_REQUIRED WORK_.
Find each line with the word "color" and copy it.

_MATERIALS PROVIDED_.
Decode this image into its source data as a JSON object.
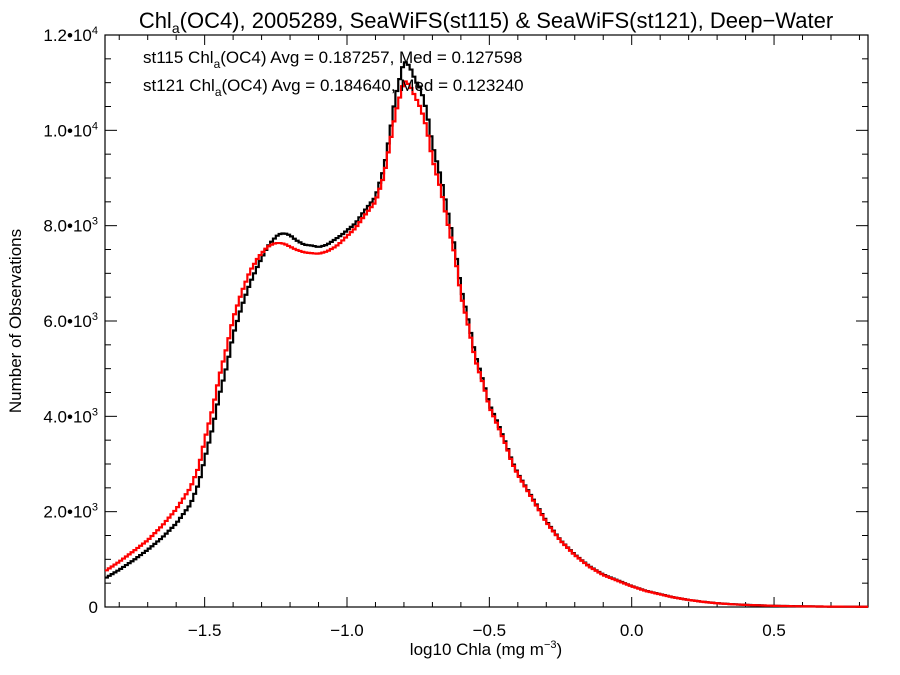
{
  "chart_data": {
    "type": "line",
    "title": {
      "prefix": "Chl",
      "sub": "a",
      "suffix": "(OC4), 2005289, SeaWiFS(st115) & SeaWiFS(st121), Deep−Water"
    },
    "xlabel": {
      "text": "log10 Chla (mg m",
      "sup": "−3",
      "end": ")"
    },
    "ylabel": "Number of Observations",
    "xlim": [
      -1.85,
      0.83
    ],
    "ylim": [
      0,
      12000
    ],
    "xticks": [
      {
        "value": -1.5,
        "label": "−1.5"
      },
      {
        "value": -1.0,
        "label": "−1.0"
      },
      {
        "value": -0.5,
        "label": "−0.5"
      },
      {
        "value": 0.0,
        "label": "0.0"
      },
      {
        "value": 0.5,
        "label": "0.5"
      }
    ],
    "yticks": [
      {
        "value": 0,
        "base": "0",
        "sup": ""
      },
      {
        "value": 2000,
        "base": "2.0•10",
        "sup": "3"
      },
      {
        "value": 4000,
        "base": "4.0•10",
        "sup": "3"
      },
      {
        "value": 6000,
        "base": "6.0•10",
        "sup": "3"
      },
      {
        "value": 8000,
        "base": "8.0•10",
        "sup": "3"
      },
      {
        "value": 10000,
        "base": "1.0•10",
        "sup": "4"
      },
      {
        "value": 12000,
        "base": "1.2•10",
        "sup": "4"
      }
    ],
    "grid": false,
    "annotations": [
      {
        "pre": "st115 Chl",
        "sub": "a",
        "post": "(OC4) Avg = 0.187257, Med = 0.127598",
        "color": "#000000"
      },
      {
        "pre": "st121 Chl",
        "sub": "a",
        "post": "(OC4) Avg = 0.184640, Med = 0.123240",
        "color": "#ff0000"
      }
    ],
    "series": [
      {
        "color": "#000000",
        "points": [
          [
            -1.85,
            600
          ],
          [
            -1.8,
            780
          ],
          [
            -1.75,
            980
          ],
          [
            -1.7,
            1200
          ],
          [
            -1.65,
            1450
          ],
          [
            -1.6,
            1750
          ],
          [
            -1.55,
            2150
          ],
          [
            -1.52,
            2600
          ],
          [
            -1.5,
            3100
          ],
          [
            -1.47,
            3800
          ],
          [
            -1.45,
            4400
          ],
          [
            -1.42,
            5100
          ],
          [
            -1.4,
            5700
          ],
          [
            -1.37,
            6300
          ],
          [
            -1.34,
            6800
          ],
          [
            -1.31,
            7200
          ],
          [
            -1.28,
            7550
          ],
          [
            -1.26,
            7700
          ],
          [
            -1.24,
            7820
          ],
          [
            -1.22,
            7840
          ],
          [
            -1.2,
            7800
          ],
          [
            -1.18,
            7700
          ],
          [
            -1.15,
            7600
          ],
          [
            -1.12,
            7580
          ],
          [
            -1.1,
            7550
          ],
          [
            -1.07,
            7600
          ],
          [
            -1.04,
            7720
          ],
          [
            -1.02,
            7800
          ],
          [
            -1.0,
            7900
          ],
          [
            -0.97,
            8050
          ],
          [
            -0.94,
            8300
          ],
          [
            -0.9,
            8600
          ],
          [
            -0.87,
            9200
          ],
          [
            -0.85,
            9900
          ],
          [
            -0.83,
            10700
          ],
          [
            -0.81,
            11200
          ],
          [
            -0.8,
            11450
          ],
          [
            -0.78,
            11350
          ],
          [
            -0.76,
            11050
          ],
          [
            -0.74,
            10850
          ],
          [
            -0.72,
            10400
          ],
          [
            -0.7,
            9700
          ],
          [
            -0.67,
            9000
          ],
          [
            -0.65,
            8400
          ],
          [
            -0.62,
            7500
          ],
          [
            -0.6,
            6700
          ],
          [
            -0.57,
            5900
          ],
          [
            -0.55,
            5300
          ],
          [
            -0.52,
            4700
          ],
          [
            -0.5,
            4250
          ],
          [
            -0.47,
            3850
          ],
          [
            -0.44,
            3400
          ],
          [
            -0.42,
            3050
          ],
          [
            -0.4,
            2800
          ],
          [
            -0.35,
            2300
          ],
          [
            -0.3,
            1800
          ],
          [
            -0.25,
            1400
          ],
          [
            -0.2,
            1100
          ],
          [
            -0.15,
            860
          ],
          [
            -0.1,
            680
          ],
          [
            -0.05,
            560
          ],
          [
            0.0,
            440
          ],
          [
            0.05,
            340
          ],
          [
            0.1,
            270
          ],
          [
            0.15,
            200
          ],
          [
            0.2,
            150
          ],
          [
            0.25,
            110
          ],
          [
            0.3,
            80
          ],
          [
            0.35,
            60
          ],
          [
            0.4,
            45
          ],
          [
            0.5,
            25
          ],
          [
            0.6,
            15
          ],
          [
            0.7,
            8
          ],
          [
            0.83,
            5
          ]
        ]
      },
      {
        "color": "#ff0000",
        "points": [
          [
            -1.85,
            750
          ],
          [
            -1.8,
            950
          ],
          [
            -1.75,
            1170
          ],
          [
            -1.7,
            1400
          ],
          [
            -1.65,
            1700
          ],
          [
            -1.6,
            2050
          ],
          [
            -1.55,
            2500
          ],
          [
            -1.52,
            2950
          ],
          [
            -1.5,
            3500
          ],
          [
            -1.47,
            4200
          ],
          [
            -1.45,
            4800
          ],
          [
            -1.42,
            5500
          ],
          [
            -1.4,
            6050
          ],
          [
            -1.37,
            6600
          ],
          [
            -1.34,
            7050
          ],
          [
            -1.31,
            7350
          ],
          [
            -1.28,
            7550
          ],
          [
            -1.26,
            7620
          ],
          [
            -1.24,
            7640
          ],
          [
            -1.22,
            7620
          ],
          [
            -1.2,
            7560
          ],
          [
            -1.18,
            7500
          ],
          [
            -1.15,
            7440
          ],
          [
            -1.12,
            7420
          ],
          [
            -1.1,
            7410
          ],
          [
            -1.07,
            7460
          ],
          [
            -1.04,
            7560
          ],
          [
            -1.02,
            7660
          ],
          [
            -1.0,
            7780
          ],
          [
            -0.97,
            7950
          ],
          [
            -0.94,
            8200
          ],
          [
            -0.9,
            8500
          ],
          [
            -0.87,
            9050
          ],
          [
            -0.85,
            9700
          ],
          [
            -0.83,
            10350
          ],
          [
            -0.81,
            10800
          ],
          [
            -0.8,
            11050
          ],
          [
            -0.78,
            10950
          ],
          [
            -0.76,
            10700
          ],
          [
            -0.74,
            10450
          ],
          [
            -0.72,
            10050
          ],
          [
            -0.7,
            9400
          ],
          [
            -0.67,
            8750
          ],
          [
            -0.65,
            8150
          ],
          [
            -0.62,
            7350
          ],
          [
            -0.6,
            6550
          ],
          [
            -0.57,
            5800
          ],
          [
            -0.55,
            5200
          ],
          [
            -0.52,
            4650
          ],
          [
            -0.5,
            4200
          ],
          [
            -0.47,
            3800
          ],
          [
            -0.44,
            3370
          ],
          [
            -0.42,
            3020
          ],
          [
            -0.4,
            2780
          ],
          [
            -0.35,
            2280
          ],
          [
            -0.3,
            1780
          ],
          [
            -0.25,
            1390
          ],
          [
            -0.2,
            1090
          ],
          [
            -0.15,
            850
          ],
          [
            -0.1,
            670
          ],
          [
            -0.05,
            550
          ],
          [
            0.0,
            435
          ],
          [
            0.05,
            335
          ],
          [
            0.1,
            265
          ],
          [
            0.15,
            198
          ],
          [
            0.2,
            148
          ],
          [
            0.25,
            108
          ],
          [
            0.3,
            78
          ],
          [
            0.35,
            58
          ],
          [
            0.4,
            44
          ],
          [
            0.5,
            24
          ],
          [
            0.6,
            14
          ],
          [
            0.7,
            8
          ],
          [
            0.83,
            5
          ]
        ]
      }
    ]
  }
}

_EXPECTED ANSWER_.
        "color": "#000000"
        "color": "#ff0000"
        "color": "#000000",
        "color": "#ff0000",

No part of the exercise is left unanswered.